SHORT PROBLEM:
Make an exact copy of the lines below.

EXTRACTED DATA:
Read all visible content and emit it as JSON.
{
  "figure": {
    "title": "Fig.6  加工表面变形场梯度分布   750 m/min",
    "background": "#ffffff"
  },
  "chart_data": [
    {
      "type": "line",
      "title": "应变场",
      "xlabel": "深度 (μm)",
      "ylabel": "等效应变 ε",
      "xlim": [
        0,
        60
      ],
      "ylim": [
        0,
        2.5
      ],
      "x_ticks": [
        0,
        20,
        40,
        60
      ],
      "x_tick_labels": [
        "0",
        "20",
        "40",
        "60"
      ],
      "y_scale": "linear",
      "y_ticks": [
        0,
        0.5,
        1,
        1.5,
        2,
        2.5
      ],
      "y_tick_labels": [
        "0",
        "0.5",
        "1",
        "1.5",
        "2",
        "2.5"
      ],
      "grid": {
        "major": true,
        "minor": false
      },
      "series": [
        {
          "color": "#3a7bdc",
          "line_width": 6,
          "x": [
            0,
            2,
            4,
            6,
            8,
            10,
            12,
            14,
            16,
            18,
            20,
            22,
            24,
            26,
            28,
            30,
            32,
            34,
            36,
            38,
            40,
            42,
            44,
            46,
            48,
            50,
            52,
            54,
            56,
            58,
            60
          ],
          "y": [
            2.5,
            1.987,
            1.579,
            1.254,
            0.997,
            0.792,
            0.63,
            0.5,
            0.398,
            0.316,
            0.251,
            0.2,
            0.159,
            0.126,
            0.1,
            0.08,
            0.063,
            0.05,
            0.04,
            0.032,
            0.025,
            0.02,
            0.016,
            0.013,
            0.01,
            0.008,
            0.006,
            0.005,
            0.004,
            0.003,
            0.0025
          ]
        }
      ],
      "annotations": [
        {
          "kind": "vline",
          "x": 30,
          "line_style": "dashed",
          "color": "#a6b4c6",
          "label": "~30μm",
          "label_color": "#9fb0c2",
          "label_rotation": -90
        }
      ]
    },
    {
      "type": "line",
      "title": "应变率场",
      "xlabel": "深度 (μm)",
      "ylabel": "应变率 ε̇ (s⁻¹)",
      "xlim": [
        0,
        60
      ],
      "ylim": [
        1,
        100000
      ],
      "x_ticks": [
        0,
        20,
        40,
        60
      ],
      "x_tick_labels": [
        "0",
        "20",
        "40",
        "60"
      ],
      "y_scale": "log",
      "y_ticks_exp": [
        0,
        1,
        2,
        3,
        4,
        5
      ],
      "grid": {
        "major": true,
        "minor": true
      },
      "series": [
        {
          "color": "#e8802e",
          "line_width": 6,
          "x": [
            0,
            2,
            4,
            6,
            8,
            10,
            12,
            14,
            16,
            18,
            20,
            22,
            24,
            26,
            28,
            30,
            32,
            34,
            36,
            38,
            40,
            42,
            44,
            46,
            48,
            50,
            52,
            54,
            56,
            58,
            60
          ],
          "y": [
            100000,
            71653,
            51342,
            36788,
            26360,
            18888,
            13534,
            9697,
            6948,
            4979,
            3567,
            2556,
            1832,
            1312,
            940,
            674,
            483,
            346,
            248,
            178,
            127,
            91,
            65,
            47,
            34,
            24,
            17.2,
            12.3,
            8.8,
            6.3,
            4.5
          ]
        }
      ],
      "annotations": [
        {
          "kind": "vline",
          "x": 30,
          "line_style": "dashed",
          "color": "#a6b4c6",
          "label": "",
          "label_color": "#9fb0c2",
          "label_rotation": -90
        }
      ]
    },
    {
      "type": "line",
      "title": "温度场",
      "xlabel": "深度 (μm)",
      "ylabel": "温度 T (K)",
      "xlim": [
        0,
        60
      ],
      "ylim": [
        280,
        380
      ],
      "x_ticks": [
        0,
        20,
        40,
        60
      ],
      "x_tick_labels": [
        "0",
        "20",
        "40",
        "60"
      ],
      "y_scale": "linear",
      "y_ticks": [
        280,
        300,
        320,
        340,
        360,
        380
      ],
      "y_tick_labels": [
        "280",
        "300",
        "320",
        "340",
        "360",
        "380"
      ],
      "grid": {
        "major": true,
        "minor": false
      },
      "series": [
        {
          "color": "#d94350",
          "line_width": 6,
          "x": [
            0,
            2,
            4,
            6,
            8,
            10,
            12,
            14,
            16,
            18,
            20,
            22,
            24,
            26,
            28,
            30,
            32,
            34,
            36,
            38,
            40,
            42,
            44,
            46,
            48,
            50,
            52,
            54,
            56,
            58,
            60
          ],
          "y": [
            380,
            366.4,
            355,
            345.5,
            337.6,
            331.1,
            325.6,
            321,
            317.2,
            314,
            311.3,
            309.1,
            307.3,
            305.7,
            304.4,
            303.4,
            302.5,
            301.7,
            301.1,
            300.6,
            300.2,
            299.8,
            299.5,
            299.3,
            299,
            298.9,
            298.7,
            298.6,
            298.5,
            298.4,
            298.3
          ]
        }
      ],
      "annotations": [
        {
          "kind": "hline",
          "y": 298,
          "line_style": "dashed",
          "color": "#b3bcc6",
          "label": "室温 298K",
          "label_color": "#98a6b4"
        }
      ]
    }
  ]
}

RESPONSE:
Read all visible content and emit it as JSON.
{
  "figure": {
    "title": "Fig.6  加工表面变形场梯度分布   750 m/min",
    "background": "#ffffff"
  },
  "chart_data": [
    {
      "type": "line",
      "title": "应变场",
      "xlabel": "深度 (μm)",
      "ylabel": "等效应变 ε",
      "xlim": [
        0,
        60
      ],
      "ylim": [
        0,
        2.5
      ],
      "x_ticks": [
        0,
        20,
        40,
        60
      ],
      "x_tick_labels": [
        "0",
        "20",
        "40",
        "60"
      ],
      "y_scale": "linear",
      "y_ticks": [
        0,
        0.5,
        1,
        1.5,
        2,
        2.5
      ],
      "y_tick_labels": [
        "0",
        "0.5",
        "1",
        "1.5",
        "2",
        "2.5"
      ],
      "grid": {
        "major": true,
        "minor": false
      },
      "series": [
        {
          "color": "#3a7bdc",
          "line_width": 6,
          "x": [
            0,
            2,
            4,
            6,
            8,
            10,
            12,
            14,
            16,
            18,
            20,
            22,
            24,
            26,
            28,
            30,
            32,
            34,
            36,
            38,
            40,
            42,
            44,
            46,
            48,
            50,
            52,
            54,
            56,
            58,
            60
          ],
          "y": [
            2.5,
            1.987,
            1.579,
            1.254,
            0.997,
            0.792,
            0.63,
            0.5,
            0.398,
            0.316,
            0.251,
            0.2,
            0.159,
            0.126,
            0.1,
            0.08,
            0.063,
            0.05,
            0.04,
            0.032,
            0.025,
            0.02,
            0.016,
            0.013,
            0.01,
            0.008,
            0.006,
            0.005,
            0.004,
            0.003,
            0.0025
          ]
        }
      ],
      "annotations": [
        {
          "kind": "vline",
          "x": 30,
          "line_style": "dashed",
          "color": "#a6b4c6",
          "label": "~30μm",
          "label_color": "#9fb0c2",
          "label_rotation": -90
        }
      ]
    },
    {
      "type": "line",
      "title": "应变率场",
      "xlabel": "深度 (μm)",
      "ylabel": "应变率 ε̇ (s⁻¹)",
      "xlim": [
        0,
        60
      ],
      "ylim": [
        1,
        100000
      ],
      "x_ticks": [
        0,
        20,
        40,
        60
      ],
      "x_tick_labels": [
        "0",
        "20",
        "40",
        "60"
      ],
      "y_scale": "log",
      "y_ticks_exp": [
        0,
        1,
        2,
        3,
        4,
        5
      ],
      "grid": {
        "major": true,
        "minor": true
      },
      "series": [
        {
          "color": "#e8802e",
          "line_width": 6,
          "x": [
            0,
            2,
            4,
            6,
            8,
            10,
            12,
            14,
            16,
            18,
            20,
            22,
            24,
            26,
            28,
            30,
            32,
            34,
            36,
            38,
            40,
            42,
            44,
            46,
            48,
            50,
            52,
            54,
            56,
            58,
            60
          ],
          "y": [
            100000,
            71653,
            51342,
            36788,
            26360,
            18888,
            13534,
            9697,
            6948,
            4979,
            3567,
            2556,
            1832,
            1312,
            940,
            674,
            483,
            346,
            248,
            178,
            127,
            91,
            65,
            47,
            34,
            24,
            17.2,
            12.3,
            8.8,
            6.3,
            4.5
          ]
        }
      ],
      "annotations": [
        {
          "kind": "vline",
          "x": 30,
          "line_style": "dashed",
          "color": "#a6b4c6",
          "label": "",
          "label_color": "#9fb0c2",
          "label_rotation": -90
        }
      ]
    },
    {
      "type": "line",
      "title": "温度场",
      "xlabel": "深度 (μm)",
      "ylabel": "温度 T (K)",
      "xlim": [
        0,
        60
      ],
      "ylim": [
        280,
        380
      ],
      "x_ticks": [
        0,
        20,
        40,
        60
      ],
      "x_tick_labels": [
        "0",
        "20",
        "40",
        "60"
      ],
      "y_scale": "linear",
      "y_ticks": [
        280,
        300,
        320,
        340,
        360,
        380
      ],
      "y_tick_labels": [
        "280",
        "300",
        "320",
        "340",
        "360",
        "380"
      ],
      "grid": {
        "major": true,
        "minor": false
      },
      "series": [
        {
          "color": "#d94350",
          "line_width": 6,
          "x": [
            0,
            2,
            4,
            6,
            8,
            10,
            12,
            14,
            16,
            18,
            20,
            22,
            24,
            26,
            28,
            30,
            32,
            34,
            36,
            38,
            40,
            42,
            44,
            46,
            48,
            50,
            52,
            54,
            56,
            58,
            60
          ],
          "y": [
            380,
            366.4,
            355,
            345.5,
            337.6,
            331.1,
            325.6,
            321,
            317.2,
            314,
            311.3,
            309.1,
            307.3,
            305.7,
            304.4,
            303.4,
            302.5,
            301.7,
            301.1,
            300.6,
            300.2,
            299.8,
            299.5,
            299.3,
            299,
            298.9,
            298.7,
            298.6,
            298.5,
            298.4,
            298.3
          ]
        }
      ],
      "annotations": [
        {
          "kind": "hline",
          "y": 298,
          "line_style": "dashed",
          "color": "#b3bcc6",
          "label": "室温 298K",
          "label_color": "#98a6b4"
        }
      ]
    }
  ]
}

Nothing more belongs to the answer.